Every entry here needs to be repeated exactly.
──────── Data extract
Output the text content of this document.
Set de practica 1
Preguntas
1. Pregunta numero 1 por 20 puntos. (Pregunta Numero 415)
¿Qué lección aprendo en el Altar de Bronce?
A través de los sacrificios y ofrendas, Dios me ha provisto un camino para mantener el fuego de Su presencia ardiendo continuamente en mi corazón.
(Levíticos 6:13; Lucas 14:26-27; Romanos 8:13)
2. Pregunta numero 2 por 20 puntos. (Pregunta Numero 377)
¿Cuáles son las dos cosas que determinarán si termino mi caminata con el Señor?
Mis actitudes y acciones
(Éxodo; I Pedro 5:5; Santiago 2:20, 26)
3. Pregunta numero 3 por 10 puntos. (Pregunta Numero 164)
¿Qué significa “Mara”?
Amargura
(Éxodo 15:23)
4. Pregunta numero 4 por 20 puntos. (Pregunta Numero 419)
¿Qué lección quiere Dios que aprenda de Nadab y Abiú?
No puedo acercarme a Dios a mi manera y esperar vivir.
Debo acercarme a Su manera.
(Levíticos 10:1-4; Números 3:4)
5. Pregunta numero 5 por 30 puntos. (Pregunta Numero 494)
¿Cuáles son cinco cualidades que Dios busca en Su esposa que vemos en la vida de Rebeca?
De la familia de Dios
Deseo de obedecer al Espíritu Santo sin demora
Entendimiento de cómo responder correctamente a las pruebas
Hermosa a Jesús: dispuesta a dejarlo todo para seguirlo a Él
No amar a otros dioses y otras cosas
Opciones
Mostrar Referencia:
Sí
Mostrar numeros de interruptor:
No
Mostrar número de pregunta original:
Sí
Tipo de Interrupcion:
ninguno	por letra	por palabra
────────────────
## Solution
Output the text content of this document.
Set de practica 1
Preguntas
1. Pregunta numero 1 por 20 puntos. (Pregunta Numero 415)
¿Qué lección aprendo en el Altar de Bronce?
A través de los sacrificios y ofrendas, Dios me ha provisto un camino para mantener el fuego de Su presencia ardiendo continuamente en mi corazón.
(Levíticos 6:13; Lucas 14:26-27; Romanos 8:13)
2. Pregunta numero 2 por 20 puntos. (Pregunta Numero 377)
¿Cuáles son las dos cosas que determinarán si termino mi caminata con el Señor?
Mis actitudes y acciones
(Éxodo; I Pedro 5:5; Santiago 2:20, 26)
3. Pregunta numero 3 por 10 puntos. (Pregunta Numero 164)
¿Qué significa “Mara”?
Amargura
(Éxodo 15:23)
4. Pregunta numero 4 por 20 puntos. (Pregunta Numero 419)
¿Qué lección quiere Dios que aprenda de Nadab y Abiú?
No puedo acercarme a Dios a mi manera y esperar vivir.
Debo acercarme a Su manera.
(Levíticos 10:1-4; Números 3:4)
5. Pregunta numero 5 por 30 puntos. (Pregunta Numero 494)
¿Cuáles son cinco cualidades que Dios busca en Su esposa que vemos en la vida de Rebeca?
De la familia de Dios
Deseo de obedecer al Espíritu Santo sin demora
Entendimiento de cómo responder correctamente a las pruebas
Hermosa a Jesús: dispuesta a dejarlo todo para seguirlo a Él
No amar a otros dioses y otras cosas
Opciones
Mostrar Referencia:
Sí
Mostrar numeros de interruptor:
No
Mostrar número de pregunta original:
Sí
Tipo de Interrupcion:
ninguno	por letra	por palabra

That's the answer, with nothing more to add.